**Objective**
Write out every line below that includes the word "this".

Begin Information given

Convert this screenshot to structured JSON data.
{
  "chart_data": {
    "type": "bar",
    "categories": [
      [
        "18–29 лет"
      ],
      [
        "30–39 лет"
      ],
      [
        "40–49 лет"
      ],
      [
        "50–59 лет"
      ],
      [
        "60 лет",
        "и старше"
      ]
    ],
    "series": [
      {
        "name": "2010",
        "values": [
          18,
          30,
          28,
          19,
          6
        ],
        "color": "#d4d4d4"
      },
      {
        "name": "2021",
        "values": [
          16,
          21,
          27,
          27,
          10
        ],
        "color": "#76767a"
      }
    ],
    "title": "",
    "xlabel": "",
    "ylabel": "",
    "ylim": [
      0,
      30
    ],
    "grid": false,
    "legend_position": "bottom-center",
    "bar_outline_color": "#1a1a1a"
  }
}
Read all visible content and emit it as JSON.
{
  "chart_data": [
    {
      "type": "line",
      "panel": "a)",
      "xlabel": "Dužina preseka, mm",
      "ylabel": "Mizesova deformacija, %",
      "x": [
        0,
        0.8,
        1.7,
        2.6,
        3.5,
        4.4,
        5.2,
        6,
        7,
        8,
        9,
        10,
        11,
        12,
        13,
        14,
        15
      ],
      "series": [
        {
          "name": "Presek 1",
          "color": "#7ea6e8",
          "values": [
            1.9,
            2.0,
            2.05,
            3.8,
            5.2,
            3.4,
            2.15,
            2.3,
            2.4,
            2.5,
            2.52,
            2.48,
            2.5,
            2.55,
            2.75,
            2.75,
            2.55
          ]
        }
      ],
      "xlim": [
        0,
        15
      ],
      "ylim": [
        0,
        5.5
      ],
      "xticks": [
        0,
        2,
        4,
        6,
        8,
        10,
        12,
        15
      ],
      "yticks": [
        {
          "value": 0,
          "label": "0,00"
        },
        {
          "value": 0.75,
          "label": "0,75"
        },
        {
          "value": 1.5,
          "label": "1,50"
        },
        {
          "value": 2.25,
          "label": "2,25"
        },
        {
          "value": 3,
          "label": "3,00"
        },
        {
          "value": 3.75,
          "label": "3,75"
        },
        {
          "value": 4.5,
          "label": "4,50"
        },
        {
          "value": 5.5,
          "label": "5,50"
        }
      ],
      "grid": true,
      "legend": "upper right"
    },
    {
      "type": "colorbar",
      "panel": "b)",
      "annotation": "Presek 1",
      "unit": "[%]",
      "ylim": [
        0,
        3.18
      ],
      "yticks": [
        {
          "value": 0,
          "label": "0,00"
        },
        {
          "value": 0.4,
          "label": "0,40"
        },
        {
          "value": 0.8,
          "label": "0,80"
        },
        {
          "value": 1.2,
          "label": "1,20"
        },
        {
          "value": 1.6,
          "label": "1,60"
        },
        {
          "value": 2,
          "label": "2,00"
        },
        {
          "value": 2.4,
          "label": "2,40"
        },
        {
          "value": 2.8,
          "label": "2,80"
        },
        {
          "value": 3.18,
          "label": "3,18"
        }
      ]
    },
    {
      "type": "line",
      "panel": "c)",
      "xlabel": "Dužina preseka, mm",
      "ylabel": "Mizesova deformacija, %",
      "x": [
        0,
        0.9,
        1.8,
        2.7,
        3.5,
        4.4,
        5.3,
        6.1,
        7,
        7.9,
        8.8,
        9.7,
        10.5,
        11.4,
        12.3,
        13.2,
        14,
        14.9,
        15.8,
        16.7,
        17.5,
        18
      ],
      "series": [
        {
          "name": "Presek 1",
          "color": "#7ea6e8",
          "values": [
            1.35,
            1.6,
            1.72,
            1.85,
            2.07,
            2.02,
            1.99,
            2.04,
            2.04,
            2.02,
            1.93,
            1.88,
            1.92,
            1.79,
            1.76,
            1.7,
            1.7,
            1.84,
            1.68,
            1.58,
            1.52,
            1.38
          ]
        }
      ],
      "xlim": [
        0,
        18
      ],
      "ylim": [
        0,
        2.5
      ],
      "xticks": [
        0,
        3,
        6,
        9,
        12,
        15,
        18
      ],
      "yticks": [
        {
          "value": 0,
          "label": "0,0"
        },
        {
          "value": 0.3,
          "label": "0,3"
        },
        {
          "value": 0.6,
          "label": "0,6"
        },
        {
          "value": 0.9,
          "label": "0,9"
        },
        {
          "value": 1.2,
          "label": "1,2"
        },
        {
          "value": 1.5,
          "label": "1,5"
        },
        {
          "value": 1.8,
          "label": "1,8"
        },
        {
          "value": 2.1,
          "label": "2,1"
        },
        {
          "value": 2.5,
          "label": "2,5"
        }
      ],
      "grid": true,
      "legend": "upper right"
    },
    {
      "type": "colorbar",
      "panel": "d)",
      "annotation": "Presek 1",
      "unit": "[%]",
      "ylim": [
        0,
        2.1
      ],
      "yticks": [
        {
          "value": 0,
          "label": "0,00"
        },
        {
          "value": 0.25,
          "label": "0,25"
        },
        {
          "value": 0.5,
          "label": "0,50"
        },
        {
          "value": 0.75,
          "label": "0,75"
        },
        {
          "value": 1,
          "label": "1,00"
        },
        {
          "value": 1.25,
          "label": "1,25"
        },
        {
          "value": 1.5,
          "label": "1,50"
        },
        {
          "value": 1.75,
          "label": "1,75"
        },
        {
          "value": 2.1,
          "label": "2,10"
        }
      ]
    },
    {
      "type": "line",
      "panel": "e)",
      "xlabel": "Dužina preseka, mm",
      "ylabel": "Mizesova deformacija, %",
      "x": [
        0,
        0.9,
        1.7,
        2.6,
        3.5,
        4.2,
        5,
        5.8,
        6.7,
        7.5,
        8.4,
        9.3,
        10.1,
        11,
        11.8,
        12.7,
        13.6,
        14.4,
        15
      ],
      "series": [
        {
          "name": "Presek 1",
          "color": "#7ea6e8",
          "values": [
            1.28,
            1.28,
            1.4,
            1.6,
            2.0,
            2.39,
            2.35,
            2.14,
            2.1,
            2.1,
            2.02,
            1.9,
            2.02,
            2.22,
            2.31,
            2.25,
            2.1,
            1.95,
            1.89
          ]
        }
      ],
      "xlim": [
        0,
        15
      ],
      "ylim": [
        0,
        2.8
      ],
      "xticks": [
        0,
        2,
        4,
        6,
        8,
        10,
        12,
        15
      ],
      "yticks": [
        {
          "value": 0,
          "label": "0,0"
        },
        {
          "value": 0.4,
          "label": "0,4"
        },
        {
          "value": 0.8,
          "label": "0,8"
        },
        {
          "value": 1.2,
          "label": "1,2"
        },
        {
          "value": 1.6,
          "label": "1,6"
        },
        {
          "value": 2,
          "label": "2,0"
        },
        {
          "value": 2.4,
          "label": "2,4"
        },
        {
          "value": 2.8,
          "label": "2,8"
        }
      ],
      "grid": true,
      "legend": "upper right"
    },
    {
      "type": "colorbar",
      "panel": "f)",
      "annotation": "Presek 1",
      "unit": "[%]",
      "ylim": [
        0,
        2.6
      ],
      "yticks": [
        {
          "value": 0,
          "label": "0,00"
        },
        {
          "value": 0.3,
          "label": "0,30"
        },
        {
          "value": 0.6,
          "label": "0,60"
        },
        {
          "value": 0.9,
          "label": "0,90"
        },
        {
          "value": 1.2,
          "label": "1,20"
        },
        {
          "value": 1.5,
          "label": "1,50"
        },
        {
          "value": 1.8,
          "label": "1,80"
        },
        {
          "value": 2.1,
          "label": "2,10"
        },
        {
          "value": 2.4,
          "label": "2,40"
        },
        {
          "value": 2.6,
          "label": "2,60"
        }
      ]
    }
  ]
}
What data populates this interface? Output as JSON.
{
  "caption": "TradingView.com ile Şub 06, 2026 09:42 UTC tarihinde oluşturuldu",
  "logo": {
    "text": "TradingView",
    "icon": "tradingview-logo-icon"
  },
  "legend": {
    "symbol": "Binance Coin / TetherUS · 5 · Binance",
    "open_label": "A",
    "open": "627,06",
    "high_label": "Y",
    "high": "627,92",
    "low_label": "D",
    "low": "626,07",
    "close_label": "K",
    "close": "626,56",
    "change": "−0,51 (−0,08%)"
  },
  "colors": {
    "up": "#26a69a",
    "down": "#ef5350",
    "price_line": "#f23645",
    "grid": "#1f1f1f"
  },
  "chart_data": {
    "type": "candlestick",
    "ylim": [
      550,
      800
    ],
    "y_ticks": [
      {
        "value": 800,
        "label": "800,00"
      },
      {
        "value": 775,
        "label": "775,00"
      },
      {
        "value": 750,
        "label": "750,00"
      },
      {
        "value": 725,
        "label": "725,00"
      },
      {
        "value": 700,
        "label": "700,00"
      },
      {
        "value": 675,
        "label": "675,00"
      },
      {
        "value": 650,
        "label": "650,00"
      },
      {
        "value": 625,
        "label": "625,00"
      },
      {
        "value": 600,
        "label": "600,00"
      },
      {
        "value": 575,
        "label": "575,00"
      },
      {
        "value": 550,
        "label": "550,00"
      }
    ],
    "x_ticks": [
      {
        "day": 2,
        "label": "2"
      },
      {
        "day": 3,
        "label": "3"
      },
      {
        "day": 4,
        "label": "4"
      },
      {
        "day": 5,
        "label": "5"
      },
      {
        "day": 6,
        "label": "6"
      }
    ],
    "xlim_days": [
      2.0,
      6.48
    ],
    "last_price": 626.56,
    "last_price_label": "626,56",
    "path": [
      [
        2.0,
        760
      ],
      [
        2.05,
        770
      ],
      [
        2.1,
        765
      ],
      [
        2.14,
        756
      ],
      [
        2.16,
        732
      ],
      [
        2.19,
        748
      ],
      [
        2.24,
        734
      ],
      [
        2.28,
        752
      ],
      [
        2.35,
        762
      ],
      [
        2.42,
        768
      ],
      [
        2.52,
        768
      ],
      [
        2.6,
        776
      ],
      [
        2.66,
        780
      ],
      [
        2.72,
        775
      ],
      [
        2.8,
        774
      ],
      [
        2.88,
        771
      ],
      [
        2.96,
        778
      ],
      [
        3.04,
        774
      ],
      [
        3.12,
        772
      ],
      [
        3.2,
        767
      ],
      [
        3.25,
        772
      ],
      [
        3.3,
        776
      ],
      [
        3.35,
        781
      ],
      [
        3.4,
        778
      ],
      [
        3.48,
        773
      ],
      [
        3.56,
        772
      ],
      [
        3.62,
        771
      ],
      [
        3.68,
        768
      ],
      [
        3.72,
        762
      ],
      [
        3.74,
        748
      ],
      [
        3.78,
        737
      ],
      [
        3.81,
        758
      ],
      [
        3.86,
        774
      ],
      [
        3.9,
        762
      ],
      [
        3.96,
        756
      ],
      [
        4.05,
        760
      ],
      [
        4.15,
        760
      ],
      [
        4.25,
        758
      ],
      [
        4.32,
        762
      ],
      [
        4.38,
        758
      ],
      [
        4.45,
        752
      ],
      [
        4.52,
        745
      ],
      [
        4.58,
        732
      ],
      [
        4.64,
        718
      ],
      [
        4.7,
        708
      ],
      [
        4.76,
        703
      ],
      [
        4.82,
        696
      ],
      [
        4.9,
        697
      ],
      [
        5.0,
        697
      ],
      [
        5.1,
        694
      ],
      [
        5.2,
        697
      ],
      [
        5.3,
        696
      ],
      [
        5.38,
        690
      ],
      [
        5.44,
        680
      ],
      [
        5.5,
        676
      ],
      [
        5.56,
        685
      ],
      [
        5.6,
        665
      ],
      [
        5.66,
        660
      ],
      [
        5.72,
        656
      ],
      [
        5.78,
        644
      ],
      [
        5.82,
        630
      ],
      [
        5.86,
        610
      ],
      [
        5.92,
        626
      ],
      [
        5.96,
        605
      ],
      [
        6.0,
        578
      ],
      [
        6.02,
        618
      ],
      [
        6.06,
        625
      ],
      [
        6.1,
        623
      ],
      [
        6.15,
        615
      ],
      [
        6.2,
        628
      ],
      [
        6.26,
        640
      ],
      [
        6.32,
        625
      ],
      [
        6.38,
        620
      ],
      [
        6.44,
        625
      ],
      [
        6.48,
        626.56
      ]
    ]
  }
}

End Information given

**Result of the exercise**
Convert this screenshot to structured JSON data.
What data populates this interface? Output as JSON.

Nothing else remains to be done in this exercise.